__Exercise directions__.
Write out all of the data exactly as it appears.

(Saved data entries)
begin
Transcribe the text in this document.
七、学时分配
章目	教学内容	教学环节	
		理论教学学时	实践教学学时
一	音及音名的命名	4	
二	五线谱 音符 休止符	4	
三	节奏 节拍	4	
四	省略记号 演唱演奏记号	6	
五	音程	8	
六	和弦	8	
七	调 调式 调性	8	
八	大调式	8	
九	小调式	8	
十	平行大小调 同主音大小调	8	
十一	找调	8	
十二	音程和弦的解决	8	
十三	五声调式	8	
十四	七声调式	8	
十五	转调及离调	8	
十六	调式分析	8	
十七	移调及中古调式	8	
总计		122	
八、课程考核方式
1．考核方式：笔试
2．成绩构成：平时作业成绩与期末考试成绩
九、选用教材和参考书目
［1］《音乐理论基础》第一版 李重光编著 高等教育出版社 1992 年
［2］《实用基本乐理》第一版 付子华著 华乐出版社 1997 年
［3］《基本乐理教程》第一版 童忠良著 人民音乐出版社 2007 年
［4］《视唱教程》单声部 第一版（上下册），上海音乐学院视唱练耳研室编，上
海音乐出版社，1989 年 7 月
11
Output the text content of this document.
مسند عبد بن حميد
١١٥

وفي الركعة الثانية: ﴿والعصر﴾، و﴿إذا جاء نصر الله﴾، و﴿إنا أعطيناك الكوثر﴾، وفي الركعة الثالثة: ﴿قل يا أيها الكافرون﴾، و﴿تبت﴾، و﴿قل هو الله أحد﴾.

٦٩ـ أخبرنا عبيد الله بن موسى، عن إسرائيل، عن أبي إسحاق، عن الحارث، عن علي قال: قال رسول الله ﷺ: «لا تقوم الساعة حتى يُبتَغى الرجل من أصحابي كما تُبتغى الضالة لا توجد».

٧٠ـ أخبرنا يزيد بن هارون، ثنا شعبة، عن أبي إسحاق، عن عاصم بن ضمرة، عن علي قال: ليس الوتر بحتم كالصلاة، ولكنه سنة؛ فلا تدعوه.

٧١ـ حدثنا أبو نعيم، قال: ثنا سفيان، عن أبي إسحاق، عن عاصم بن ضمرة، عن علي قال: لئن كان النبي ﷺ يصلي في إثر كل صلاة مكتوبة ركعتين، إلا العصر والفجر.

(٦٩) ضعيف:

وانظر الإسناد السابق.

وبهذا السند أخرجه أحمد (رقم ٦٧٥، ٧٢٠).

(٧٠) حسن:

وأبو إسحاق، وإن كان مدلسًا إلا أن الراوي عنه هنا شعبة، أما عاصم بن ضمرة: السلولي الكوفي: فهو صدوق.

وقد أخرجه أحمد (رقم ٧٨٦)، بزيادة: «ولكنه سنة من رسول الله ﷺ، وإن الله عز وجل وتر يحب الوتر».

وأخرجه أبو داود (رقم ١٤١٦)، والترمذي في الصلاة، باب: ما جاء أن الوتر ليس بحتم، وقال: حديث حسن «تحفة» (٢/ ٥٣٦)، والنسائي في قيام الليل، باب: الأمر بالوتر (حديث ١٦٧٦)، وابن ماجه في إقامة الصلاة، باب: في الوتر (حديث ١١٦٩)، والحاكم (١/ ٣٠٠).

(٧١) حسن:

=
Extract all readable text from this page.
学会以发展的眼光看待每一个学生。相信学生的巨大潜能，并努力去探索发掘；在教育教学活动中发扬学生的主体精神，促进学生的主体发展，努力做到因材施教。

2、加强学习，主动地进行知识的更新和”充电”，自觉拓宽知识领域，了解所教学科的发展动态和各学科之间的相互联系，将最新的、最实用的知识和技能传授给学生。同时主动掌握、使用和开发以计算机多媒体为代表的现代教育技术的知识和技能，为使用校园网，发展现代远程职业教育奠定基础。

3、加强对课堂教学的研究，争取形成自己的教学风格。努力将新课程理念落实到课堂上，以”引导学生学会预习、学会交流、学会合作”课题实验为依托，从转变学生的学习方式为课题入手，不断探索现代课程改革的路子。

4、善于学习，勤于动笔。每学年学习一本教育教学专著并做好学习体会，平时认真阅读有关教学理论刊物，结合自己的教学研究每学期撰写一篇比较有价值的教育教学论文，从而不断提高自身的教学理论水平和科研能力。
end
__Expected answer__.
Transcribe the text in this document.
七、学时分配
章目	教学内容	教学环节	
		理论教学学时	实践教学学时
一	音及音名的命名	4	
二	五线谱 音符 休止符	4	
三	节奏 节拍	4	
四	省略记号 演唱演奏记号	6	
五	音程	8	
六	和弦	8	
七	调 调式 调性	8	
八	大调式	8	
九	小调式	8	
十	平行大小调 同主音大小调	8	
十一	找调	8	
十二	音程和弦的解决	8	
十三	五声调式	8	
十四	七声调式	8	
十五	转调及离调	8	
十六	调式分析	8	
十七	移调及中古调式	8	
总计		122	
八、课程考核方式
1．考核方式：笔试
2．成绩构成：平时作业成绩与期末考试成绩
九、选用教材和参考书目
［1］《音乐理论基础》第一版 李重光编著 高等教育出版社 1992 年
［2］《实用基本乐理》第一版 付子华著 华乐出版社 1997 年
［3］《基本乐理教程》第一版 童忠良著 人民音乐出版社 2007 年
［4］《视唱教程》单声部 第一版（上下册），上海音乐学院视唱练耳研室编，上
海音乐出版社，1989 年 7 月
11
Output the text content of this document.
مسند عبد بن حميد
١١٥

وفي الركعة الثانية: ﴿والعصر﴾، و﴿إذا جاء نصر الله﴾، و﴿إنا أعطيناك الكوثر﴾، وفي الركعة الثالثة: ﴿قل يا أيها الكافرون﴾، و﴿تبت﴾، و﴿قل هو الله أحد﴾.

٦٩ـ أخبرنا عبيد الله بن موسى، عن إسرائيل، عن أبي إسحاق، عن الحارث، عن علي قال: قال رسول الله ﷺ: «لا تقوم الساعة حتى يُبتَغى الرجل من أصحابي كما تُبتغى الضالة لا توجد».

٧٠ـ أخبرنا يزيد بن هارون، ثنا شعبة، عن أبي إسحاق، عن عاصم بن ضمرة، عن علي قال: ليس الوتر بحتم كالصلاة، ولكنه سنة؛ فلا تدعوه.

٧١ـ حدثنا أبو نعيم، قال: ثنا سفيان، عن أبي إسحاق، عن عاصم بن ضمرة، عن علي قال: لئن كان النبي ﷺ يصلي في إثر كل صلاة مكتوبة ركعتين، إلا العصر والفجر.

(٦٩) ضعيف:

وانظر الإسناد السابق.

وبهذا السند أخرجه أحمد (رقم ٦٧٥، ٧٢٠).

(٧٠) حسن:

وأبو إسحاق، وإن كان مدلسًا إلا أن الراوي عنه هنا شعبة، أما عاصم بن ضمرة: السلولي الكوفي: فهو صدوق.

وقد أخرجه أحمد (رقم ٧٨٦)، بزيادة: «ولكنه سنة من رسول الله ﷺ، وإن الله عز وجل وتر يحب الوتر».

وأخرجه أبو داود (رقم ١٤١٦)، والترمذي في الصلاة، باب: ما جاء أن الوتر ليس بحتم، وقال: حديث حسن «تحفة» (٢/ ٥٣٦)، والنسائي في قيام الليل، باب: الأمر بالوتر (حديث ١٦٧٦)، وابن ماجه في إقامة الصلاة، باب: في الوتر (حديث ١١٦٩)، والحاكم (١/ ٣٠٠).

(٧١) حسن:

=
Extract all readable text from this page.
学会以发展的眼光看待每一个学生。相信学生的巨大潜能，并努力去探索发掘；在教育教学活动中发扬学生的主体精神，促进学生的主体发展，努力做到因材施教。

2、加强学习，主动地进行知识的更新和”充电”，自觉拓宽知识领域，了解所教学科的发展动态和各学科之间的相互联系，将最新的、最实用的知识和技能传授给学生。同时主动掌握、使用和开发以计算机多媒体为代表的现代教育技术的知识和技能，为使用校园网，发展现代远程职业教育奠定基础。

3、加强对课堂教学的研究，争取形成自己的教学风格。努力将新课程理念落实到课堂上，以”引导学生学会预习、学会交流、学会合作”课题实验为依托，从转变学生的学习方式为课题入手，不断探索现代课程改革的路子。

4、善于学习，勤于动笔。每学年学习一本教育教学专著并做好学习体会，平时认真阅读有关教学理论刊物，结合自己的教学研究每学期撰写一篇比较有价值的教育教学论文，从而不断提高自身的教学理论水平和科研能力。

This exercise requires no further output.